Aim: Using the listing below, report all lines holding the word "this".

[Excerpts from a figure dataset]
+++++
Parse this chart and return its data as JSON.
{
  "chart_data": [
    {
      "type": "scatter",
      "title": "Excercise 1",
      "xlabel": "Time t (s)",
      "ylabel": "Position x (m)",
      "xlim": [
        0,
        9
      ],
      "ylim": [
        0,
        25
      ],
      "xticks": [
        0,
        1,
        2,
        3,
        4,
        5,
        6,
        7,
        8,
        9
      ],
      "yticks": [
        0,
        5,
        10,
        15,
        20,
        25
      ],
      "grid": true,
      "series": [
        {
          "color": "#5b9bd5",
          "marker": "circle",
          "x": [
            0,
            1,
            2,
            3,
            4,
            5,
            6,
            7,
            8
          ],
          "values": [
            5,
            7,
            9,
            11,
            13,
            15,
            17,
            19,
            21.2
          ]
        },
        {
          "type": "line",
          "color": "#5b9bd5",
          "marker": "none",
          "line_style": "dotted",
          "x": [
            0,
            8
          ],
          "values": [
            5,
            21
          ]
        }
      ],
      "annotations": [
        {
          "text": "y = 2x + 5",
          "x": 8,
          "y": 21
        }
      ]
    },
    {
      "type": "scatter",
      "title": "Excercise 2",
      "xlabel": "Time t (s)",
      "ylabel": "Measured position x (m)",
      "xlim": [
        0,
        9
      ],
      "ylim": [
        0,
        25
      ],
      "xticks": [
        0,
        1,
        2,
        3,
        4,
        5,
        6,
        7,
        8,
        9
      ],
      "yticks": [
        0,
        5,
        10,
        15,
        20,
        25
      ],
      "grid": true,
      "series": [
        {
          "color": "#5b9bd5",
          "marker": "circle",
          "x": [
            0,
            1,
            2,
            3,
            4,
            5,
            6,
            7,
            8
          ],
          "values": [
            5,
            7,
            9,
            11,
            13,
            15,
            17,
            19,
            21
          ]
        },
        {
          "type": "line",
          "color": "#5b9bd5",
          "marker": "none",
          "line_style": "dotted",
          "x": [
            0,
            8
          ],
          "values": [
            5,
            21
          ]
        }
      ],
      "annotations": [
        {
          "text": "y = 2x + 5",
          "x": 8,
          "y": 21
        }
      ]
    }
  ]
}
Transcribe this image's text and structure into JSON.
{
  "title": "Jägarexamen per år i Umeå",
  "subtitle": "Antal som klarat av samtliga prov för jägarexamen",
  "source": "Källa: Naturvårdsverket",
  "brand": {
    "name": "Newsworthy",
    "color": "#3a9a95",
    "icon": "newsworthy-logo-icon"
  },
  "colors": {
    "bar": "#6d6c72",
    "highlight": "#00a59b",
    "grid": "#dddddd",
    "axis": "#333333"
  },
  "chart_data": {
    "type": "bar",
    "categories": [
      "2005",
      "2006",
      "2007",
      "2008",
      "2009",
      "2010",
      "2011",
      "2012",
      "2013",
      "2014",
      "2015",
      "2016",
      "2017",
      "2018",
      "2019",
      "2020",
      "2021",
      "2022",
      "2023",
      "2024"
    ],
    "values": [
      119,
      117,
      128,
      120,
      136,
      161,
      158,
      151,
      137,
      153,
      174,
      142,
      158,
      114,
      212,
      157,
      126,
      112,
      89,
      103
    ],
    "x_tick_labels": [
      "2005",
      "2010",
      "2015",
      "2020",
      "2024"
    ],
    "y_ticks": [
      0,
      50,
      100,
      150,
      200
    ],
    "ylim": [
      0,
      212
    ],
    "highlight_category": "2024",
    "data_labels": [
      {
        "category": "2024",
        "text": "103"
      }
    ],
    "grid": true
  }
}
+++++
Result below:
Parse this chart and return its data as JSON.
Transcribe this image's text and structure into JSON.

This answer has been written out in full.